Written problem – Write out the records again, exactly, leaving none out.

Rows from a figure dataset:
══════════

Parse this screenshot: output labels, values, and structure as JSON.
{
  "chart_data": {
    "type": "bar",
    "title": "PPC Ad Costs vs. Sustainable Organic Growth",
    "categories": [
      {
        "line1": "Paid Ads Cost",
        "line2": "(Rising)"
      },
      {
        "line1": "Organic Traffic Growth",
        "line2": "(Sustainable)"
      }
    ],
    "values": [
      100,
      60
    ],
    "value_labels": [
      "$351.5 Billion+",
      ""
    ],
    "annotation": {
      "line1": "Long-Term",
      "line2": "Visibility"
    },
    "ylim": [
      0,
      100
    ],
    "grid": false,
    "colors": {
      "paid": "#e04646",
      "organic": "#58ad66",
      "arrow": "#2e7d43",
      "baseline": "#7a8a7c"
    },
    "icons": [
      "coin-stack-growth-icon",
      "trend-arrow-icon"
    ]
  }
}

══════════

Answer in full –
Parse this screenshot: output labels, values, and structure as JSON.
{
  "chart_data": {
    "type": "bar",
    "title": "PPC Ad Costs vs. Sustainable Organic Growth",
    "categories": [
      {
        "line1": "Paid Ads Cost",
        "line2": "(Rising)"
      },
      {
        "line1": "Organic Traffic Growth",
        "line2": "(Sustainable)"
      }
    ],
    "values": [
      100,
      60
    ],
    "value_labels": [
      "$351.5 Billion+",
      ""
    ],
    "annotation": {
      "line1": "Long-Term",
      "line2": "Visibility"
    },
    "ylim": [
      0,
      100
    ],
    "grid": false,
    "colors": {
      "paid": "#e04646",
      "organic": "#58ad66",
      "arrow": "#2e7d43",
      "baseline": "#7a8a7c"
    },
    "icons": [
      "coin-stack-growth-icon",
      "trend-arrow-icon"
    ]
  }
}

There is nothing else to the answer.